** START OF Data listing **

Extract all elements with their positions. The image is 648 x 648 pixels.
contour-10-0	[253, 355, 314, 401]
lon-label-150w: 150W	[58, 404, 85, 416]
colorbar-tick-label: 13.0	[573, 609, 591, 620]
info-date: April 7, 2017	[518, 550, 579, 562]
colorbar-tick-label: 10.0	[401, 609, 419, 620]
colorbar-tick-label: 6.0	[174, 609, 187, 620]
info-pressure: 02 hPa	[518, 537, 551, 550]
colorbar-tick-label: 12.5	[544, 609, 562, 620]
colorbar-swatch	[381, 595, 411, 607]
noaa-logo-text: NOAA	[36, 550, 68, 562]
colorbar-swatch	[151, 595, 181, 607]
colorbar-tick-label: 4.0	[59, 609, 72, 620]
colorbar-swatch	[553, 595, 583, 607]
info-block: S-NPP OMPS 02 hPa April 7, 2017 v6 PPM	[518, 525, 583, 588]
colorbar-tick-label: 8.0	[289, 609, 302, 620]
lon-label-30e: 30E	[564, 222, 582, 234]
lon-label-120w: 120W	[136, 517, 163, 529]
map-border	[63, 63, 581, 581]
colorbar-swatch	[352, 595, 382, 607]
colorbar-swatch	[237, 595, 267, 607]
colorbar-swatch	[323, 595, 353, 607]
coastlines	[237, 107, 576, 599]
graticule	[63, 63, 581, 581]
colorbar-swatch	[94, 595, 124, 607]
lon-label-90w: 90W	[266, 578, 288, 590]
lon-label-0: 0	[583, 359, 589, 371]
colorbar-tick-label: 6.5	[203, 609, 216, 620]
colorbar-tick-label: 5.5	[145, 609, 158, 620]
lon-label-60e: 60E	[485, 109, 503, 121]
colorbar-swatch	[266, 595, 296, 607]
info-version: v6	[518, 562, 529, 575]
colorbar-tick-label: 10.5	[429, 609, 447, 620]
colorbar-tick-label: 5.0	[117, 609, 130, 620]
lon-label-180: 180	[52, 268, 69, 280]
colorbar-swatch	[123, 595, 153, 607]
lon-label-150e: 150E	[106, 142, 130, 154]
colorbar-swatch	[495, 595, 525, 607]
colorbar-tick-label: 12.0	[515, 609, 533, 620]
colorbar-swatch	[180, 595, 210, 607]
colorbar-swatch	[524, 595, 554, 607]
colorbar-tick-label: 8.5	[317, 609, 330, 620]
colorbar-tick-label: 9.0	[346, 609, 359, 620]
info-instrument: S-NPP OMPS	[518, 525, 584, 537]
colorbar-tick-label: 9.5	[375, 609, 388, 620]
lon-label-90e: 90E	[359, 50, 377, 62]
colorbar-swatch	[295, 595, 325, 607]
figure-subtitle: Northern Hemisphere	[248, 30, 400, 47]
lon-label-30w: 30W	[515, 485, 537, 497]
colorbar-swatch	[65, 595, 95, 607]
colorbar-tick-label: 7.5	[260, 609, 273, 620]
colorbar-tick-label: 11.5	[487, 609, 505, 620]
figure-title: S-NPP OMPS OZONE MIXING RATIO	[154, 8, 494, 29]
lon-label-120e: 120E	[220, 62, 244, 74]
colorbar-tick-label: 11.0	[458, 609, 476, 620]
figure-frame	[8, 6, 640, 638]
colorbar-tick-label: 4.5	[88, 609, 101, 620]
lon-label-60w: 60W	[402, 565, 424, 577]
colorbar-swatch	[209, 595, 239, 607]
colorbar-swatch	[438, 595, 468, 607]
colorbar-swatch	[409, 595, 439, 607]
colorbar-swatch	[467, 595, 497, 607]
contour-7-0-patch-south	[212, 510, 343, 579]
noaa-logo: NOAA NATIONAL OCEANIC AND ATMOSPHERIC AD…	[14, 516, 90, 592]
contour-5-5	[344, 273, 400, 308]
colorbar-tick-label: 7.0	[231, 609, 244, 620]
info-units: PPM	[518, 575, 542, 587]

** END OF Data listing **

_Do this_
Retype every line of the records above with no changes at all.

_Exercise result_
Extract all elements with their positions. The image is 648 x 648 pixels.
contour-10-0	[253, 355, 314, 401]
lon-label-150w: 150W	[58, 404, 85, 416]
colorbar-tick-label: 13.0	[573, 609, 591, 620]
info-date: April 7, 2017	[518, 550, 579, 562]
colorbar-tick-label: 10.0	[401, 609, 419, 620]
colorbar-tick-label: 6.0	[174, 609, 187, 620]
info-pressure: 02 hPa	[518, 537, 551, 550]
colorbar-tick-label: 12.5	[544, 609, 562, 620]
colorbar-swatch	[381, 595, 411, 607]
noaa-logo-text: NOAA	[36, 550, 68, 562]
colorbar-swatch	[151, 595, 181, 607]
colorbar-tick-label: 4.0	[59, 609, 72, 620]
colorbar-swatch	[553, 595, 583, 607]
info-block: S-NPP OMPS 02 hPa April 7, 2017 v6 PPM	[518, 525, 583, 588]
colorbar-tick-label: 8.0	[289, 609, 302, 620]
lon-label-30e: 30E	[564, 222, 582, 234]
lon-label-120w: 120W	[136, 517, 163, 529]
map-border	[63, 63, 581, 581]
colorbar-swatch	[352, 595, 382, 607]
colorbar-swatch	[237, 595, 267, 607]
colorbar-swatch	[323, 595, 353, 607]
coastlines	[237, 107, 576, 599]
graticule	[63, 63, 581, 581]
colorbar-swatch	[94, 595, 124, 607]
lon-label-90w: 90W	[266, 578, 288, 590]
lon-label-0: 0	[583, 359, 589, 371]
colorbar-tick-label: 6.5	[203, 609, 216, 620]
colorbar-tick-label: 5.5	[145, 609, 158, 620]
lon-label-60e: 60E	[485, 109, 503, 121]
colorbar-swatch	[266, 595, 296, 607]
info-version: v6	[518, 562, 529, 575]
colorbar-tick-label: 10.5	[429, 609, 447, 620]
colorbar-tick-label: 5.0	[117, 609, 130, 620]
lon-label-180: 180	[52, 268, 69, 280]
colorbar-swatch	[123, 595, 153, 607]
lon-label-150e: 150E	[106, 142, 130, 154]
colorbar-swatch	[495, 595, 525, 607]
colorbar-tick-label: 12.0	[515, 609, 533, 620]
colorbar-swatch	[180, 595, 210, 607]
colorbar-swatch	[524, 595, 554, 607]
colorbar-tick-label: 8.5	[317, 609, 330, 620]
colorbar-tick-label: 9.0	[346, 609, 359, 620]
info-instrument: S-NPP OMPS	[518, 525, 584, 537]
colorbar-tick-label: 9.5	[375, 609, 388, 620]
lon-label-90e: 90E	[359, 50, 377, 62]
colorbar-swatch	[295, 595, 325, 607]
figure-subtitle: Northern Hemisphere	[248, 30, 400, 47]
lon-label-30w: 30W	[515, 485, 537, 497]
colorbar-swatch	[65, 595, 95, 607]
colorbar-tick-label: 7.5	[260, 609, 273, 620]
colorbar-tick-label: 11.5	[487, 609, 505, 620]
figure-title: S-NPP OMPS OZONE MIXING RATIO	[154, 8, 494, 29]
lon-label-120e: 120E	[220, 62, 244, 74]
colorbar-tick-label: 11.0	[458, 609, 476, 620]
figure-frame	[8, 6, 640, 638]
colorbar-tick-label: 4.5	[88, 609, 101, 620]
lon-label-60w: 60W	[402, 565, 424, 577]
colorbar-swatch	[209, 595, 239, 607]
colorbar-swatch	[438, 595, 468, 607]
colorbar-swatch	[409, 595, 439, 607]
colorbar-swatch	[467, 595, 497, 607]
contour-7-0-patch-south	[212, 510, 343, 579]
noaa-logo: NOAA NATIONAL OCEANIC AND ATMOSPHERIC AD…	[14, 516, 90, 592]
contour-5-5	[344, 273, 400, 308]
colorbar-tick-label: 7.0	[231, 609, 244, 620]
info-units: PPM	[518, 575, 542, 587]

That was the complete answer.